■ TASK TO CARRY OUT: Output every entry exactly as given.

■ TASK INPUTS:
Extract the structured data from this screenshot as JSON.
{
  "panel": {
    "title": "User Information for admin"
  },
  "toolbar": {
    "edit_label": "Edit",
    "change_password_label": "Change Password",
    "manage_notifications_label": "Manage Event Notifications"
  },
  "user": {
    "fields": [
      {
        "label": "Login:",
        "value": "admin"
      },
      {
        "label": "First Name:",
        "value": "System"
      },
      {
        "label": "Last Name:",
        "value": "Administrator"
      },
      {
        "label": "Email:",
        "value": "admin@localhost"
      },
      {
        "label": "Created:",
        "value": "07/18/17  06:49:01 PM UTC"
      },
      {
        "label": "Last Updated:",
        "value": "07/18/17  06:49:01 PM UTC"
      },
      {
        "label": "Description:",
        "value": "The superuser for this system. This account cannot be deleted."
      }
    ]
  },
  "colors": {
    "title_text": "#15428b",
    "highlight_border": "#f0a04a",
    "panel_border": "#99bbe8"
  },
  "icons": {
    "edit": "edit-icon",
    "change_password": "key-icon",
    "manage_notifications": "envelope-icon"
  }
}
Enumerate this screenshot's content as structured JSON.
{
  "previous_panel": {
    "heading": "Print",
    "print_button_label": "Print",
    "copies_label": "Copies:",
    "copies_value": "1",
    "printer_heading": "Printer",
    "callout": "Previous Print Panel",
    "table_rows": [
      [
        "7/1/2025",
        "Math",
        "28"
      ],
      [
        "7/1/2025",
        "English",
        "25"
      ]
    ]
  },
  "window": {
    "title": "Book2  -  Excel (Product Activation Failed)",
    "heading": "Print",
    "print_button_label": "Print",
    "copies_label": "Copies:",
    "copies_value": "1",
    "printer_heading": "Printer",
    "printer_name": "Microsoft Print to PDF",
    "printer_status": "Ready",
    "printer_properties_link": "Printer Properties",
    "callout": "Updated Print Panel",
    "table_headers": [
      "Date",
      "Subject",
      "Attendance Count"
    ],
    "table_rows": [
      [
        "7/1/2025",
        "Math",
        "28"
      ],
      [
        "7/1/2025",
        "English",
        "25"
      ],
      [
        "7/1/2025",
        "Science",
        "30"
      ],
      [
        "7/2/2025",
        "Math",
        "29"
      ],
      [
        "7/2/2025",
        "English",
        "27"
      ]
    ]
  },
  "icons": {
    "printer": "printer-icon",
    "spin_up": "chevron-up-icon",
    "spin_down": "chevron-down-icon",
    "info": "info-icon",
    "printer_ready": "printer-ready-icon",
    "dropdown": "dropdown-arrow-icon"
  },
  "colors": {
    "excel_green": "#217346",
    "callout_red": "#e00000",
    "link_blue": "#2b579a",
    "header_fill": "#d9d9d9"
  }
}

■ SOLUTION FOR THIS PROBLEM:
Extract the structured data from this screenshot as JSON.
{
  "panel": {
    "title": "User Information for admin"
  },
  "toolbar": {
    "edit_label": "Edit",
    "change_password_label": "Change Password",
    "manage_notifications_label": "Manage Event Notifications"
  },
  "user": {
    "fields": [
      {
        "label": "Login:",
        "value": "admin"
      },
      {
        "label": "First Name:",
        "value": "System"
      },
      {
        "label": "Last Name:",
        "value": "Administrator"
      },
      {
        "label": "Email:",
        "value": "admin@localhost"
      },
      {
        "label": "Created:",
        "value": "07/18/17  06:49:01 PM UTC"
      },
      {
        "label": "Last Updated:",
        "value": "07/18/17  06:49:01 PM UTC"
      },
      {
        "label": "Description:",
        "value": "The superuser for this system. This account cannot be deleted."
      }
    ]
  },
  "colors": {
    "title_text": "#15428b",
    "highlight_border": "#f0a04a",
    "panel_border": "#99bbe8"
  },
  "icons": {
    "edit": "edit-icon",
    "change_password": "key-icon",
    "manage_notifications": "envelope-icon"
  }
}
Enumerate this screenshot's content as structured JSON.
{
  "previous_panel": {
    "heading": "Print",
    "print_button_label": "Print",
    "copies_label": "Copies:",
    "copies_value": "1",
    "printer_heading": "Printer",
    "callout": "Previous Print Panel",
    "table_rows": [
      [
        "7/1/2025",
        "Math",
        "28"
      ],
      [
        "7/1/2025",
        "English",
        "25"
      ]
    ]
  },
  "window": {
    "title": "Book2  -  Excel (Product Activation Failed)",
    "heading": "Print",
    "print_button_label": "Print",
    "copies_label": "Copies:",
    "copies_value": "1",
    "printer_heading": "Printer",
    "printer_name": "Microsoft Print to PDF",
    "printer_status": "Ready",
    "printer_properties_link": "Printer Properties",
    "callout": "Updated Print Panel",
    "table_headers": [
      "Date",
      "Subject",
      "Attendance Count"
    ],
    "table_rows": [
      [
        "7/1/2025",
        "Math",
        "28"
      ],
      [
        "7/1/2025",
        "English",
        "25"
      ],
      [
        "7/1/2025",
        "Science",
        "30"
      ],
      [
        "7/2/2025",
        "Math",
        "29"
      ],
      [
        "7/2/2025",
        "English",
        "27"
      ]
    ]
  },
  "icons": {
    "printer": "printer-icon",
    "spin_up": "chevron-up-icon",
    "spin_down": "chevron-down-icon",
    "info": "info-icon",
    "printer_ready": "printer-ready-icon",
    "dropdown": "dropdown-arrow-icon"
  },
  "colors": {
    "excel_green": "#217346",
    "callout_red": "#e00000",
    "link_blue": "#2b579a",
    "header_fill": "#d9d9d9"
  }
}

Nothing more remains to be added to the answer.